▶ **TO DO**
All of the records below should be output exactly.

Data entries:

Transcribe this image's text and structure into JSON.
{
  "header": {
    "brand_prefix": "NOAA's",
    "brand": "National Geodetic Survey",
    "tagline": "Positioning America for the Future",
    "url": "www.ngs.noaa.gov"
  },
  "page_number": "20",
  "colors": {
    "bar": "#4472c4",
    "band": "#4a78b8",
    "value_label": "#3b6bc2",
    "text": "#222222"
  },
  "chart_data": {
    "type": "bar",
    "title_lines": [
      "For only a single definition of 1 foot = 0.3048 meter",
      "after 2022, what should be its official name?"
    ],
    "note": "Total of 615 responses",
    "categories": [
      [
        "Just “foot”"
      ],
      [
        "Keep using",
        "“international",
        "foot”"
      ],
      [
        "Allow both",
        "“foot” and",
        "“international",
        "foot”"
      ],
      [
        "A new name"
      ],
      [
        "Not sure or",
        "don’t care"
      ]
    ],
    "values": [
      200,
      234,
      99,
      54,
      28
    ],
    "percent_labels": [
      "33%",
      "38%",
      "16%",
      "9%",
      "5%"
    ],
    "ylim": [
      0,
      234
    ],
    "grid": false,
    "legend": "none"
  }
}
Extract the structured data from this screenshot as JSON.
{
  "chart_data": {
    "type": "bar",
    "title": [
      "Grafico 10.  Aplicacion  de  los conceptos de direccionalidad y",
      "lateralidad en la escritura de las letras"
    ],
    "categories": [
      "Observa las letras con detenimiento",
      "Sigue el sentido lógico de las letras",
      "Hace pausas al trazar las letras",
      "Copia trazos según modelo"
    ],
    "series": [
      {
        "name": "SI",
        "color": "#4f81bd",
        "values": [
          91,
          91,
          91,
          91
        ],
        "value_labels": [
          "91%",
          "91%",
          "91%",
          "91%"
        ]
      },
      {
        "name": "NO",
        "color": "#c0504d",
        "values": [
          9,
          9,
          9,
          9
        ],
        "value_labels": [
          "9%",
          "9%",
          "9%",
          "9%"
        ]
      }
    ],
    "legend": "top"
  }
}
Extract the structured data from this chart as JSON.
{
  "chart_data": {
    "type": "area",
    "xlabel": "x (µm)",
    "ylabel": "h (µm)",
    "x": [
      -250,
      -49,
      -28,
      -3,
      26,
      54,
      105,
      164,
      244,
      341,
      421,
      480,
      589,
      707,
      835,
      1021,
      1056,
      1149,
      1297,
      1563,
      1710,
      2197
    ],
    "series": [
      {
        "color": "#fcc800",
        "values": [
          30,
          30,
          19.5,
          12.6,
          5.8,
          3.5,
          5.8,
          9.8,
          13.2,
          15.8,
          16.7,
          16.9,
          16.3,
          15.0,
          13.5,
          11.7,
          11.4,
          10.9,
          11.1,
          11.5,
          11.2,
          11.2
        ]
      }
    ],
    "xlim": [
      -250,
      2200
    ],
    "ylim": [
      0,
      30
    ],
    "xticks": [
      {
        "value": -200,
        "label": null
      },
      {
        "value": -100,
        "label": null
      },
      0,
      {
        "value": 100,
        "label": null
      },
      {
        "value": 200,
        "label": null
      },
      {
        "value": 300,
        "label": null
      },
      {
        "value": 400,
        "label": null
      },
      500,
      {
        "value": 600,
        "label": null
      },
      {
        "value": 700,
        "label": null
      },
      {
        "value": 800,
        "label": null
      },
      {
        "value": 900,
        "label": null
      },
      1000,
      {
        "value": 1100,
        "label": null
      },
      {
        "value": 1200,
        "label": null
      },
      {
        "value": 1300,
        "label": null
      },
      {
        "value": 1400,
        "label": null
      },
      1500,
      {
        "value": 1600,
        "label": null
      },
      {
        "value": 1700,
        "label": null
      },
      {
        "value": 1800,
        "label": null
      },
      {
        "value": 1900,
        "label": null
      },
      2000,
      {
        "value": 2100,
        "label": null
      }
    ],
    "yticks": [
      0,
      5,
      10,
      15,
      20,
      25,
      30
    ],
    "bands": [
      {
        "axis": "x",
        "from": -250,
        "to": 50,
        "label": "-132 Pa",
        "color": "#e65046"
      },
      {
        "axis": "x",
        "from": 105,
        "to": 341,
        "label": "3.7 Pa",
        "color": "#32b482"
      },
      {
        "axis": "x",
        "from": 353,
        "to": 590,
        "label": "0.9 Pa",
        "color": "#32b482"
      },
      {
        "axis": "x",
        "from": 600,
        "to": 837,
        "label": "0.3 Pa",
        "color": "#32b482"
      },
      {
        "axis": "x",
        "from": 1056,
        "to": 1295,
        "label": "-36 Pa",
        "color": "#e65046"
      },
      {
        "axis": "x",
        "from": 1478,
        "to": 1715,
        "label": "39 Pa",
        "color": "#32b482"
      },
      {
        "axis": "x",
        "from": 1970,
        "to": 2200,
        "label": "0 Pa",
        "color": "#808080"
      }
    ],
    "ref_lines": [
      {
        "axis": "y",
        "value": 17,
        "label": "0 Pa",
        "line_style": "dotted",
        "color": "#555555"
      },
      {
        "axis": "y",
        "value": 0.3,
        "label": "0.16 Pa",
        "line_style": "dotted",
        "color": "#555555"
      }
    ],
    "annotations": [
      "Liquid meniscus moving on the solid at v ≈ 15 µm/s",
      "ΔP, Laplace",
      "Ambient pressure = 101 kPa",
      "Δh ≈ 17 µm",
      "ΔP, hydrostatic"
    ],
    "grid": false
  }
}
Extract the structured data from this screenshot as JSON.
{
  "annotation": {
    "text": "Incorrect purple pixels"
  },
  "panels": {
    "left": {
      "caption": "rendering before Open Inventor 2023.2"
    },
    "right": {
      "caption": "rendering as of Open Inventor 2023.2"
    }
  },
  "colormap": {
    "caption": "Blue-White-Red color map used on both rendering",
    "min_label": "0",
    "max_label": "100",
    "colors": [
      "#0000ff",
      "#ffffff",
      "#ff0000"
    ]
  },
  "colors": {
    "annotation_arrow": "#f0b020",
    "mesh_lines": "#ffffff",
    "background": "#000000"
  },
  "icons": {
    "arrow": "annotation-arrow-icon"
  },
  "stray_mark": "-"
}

▶ **RESPONSE FOR THIS EXERCISE**
Transcribe this image's text and structure into JSON.
{
  "header": {
    "brand_prefix": "NOAA's",
    "brand": "National Geodetic Survey",
    "tagline": "Positioning America for the Future",
    "url": "www.ngs.noaa.gov"
  },
  "page_number": "20",
  "colors": {
    "bar": "#4472c4",
    "band": "#4a78b8",
    "value_label": "#3b6bc2",
    "text": "#222222"
  },
  "chart_data": {
    "type": "bar",
    "title_lines": [
      "For only a single definition of 1 foot = 0.3048 meter",
      "after 2022, what should be its official name?"
    ],
    "note": "Total of 615 responses",
    "categories": [
      [
        "Just “foot”"
      ],
      [
        "Keep using",
        "“international",
        "foot”"
      ],
      [
        "Allow both",
        "“foot” and",
        "“international",
        "foot”"
      ],
      [
        "A new name"
      ],
      [
        "Not sure or",
        "don’t care"
      ]
    ],
    "values": [
      200,
      234,
      99,
      54,
      28
    ],
    "percent_labels": [
      "33%",
      "38%",
      "16%",
      "9%",
      "5%"
    ],
    "ylim": [
      0,
      234
    ],
    "grid": false,
    "legend": "none"
  }
}
Extract the structured data from this screenshot as JSON.
{
  "chart_data": {
    "type": "bar",
    "title": [
      "Grafico 10.  Aplicacion  de  los conceptos de direccionalidad y",
      "lateralidad en la escritura de las letras"
    ],
    "categories": [
      "Observa las letras con detenimiento",
      "Sigue el sentido lógico de las letras",
      "Hace pausas al trazar las letras",
      "Copia trazos según modelo"
    ],
    "series": [
      {
        "name": "SI",
        "color": "#4f81bd",
        "values": [
          91,
          91,
          91,
          91
        ],
        "value_labels": [
          "91%",
          "91%",
          "91%",
          "91%"
        ]
      },
      {
        "name": "NO",
        "color": "#c0504d",
        "values": [
          9,
          9,
          9,
          9
        ],
        "value_labels": [
          "9%",
          "9%",
          "9%",
          "9%"
        ]
      }
    ],
    "legend": "top"
  }
}
Extract the structured data from this chart as JSON.
{
  "chart_data": {
    "type": "area",
    "xlabel": "x (µm)",
    "ylabel": "h (µm)",
    "x": [
      -250,
      -49,
      -28,
      -3,
      26,
      54,
      105,
      164,
      244,
      341,
      421,
      480,
      589,
      707,
      835,
      1021,
      1056,
      1149,
      1297,
      1563,
      1710,
      2197
    ],
    "series": [
      {
        "color": "#fcc800",
        "values": [
          30,
          30,
          19.5,
          12.6,
          5.8,
          3.5,
          5.8,
          9.8,
          13.2,
          15.8,
          16.7,
          16.9,
          16.3,
          15.0,
          13.5,
          11.7,
          11.4,
          10.9,
          11.1,
          11.5,
          11.2,
          11.2
        ]
      }
    ],
    "xlim": [
      -250,
      2200
    ],
    "ylim": [
      0,
      30
    ],
    "xticks": [
      {
        "value": -200,
        "label": null
      },
      {
        "value": -100,
        "label": null
      },
      0,
      {
        "value": 100,
        "label": null
      },
      {
        "value": 200,
        "label": null
      },
      {
        "value": 300,
        "label": null
      },
      {
        "value": 400,
        "label": null
      },
      500,
      {
        "value": 600,
        "label": null
      },
      {
        "value": 700,
        "label": null
      },
      {
        "value": 800,
        "label": null
      },
      {
        "value": 900,
        "label": null
      },
      1000,
      {
        "value": 1100,
        "label": null
      },
      {
        "value": 1200,
        "label": null
      },
      {
        "value": 1300,
        "label": null
      },
      {
        "value": 1400,
        "label": null
      },
      1500,
      {
        "value": 1600,
        "label": null
      },
      {
        "value": 1700,
        "label": null
      },
      {
        "value": 1800,
        "label": null
      },
      {
        "value": 1900,
        "label": null
      },
      2000,
      {
        "value": 2100,
        "label": null
      }
    ],
    "yticks": [
      0,
      5,
      10,
      15,
      20,
      25,
      30
    ],
    "bands": [
      {
        "axis": "x",
        "from": -250,
        "to": 50,
        "label": "-132 Pa",
        "color": "#e65046"
      },
      {
        "axis": "x",
        "from": 105,
        "to": 341,
        "label": "3.7 Pa",
        "color": "#32b482"
      },
      {
        "axis": "x",
        "from": 353,
        "to": 590,
        "label": "0.9 Pa",
        "color": "#32b482"
      },
      {
        "axis": "x",
        "from": 600,
        "to": 837,
        "label": "0.3 Pa",
        "color": "#32b482"
      },
      {
        "axis": "x",
        "from": 1056,
        "to": 1295,
        "label": "-36 Pa",
        "color": "#e65046"
      },
      {
        "axis": "x",
        "from": 1478,
        "to": 1715,
        "label": "39 Pa",
        "color": "#32b482"
      },
      {
        "axis": "x",
        "from": 1970,
        "to": 2200,
        "label": "0 Pa",
        "color": "#808080"
      }
    ],
    "ref_lines": [
      {
        "axis": "y",
        "value": 17,
        "label": "0 Pa",
        "line_style": "dotted",
        "color": "#555555"
      },
      {
        "axis": "y",
        "value": 0.3,
        "label": "0.16 Pa",
        "line_style": "dotted",
        "color": "#555555"
      }
    ],
    "annotations": [
      "Liquid meniscus moving on the solid at v ≈ 15 µm/s",
      "ΔP, Laplace",
      "Ambient pressure = 101 kPa",
      "Δh ≈ 17 µm",
      "ΔP, hydrostatic"
    ],
    "grid": false
  }
}
Extract the structured data from this screenshot as JSON.
{
  "annotation": {
    "text": "Incorrect purple pixels"
  },
  "panels": {
    "left": {
      "caption": "rendering before Open Inventor 2023.2"
    },
    "right": {
      "caption": "rendering as of Open Inventor 2023.2"
    }
  },
  "colormap": {
    "caption": "Blue-White-Red color map used on both rendering",
    "min_label": "0",
    "max_label": "100",
    "colors": [
      "#0000ff",
      "#ffffff",
      "#ff0000"
    ]
  },
  "colors": {
    "annotation_arrow": "#f0b020",
    "mesh_lines": "#ffffff",
    "background": "#000000"
  },
  "icons": {
    "arrow": "annotation-arrow-icon"
  },
  "stray_mark": "-"
}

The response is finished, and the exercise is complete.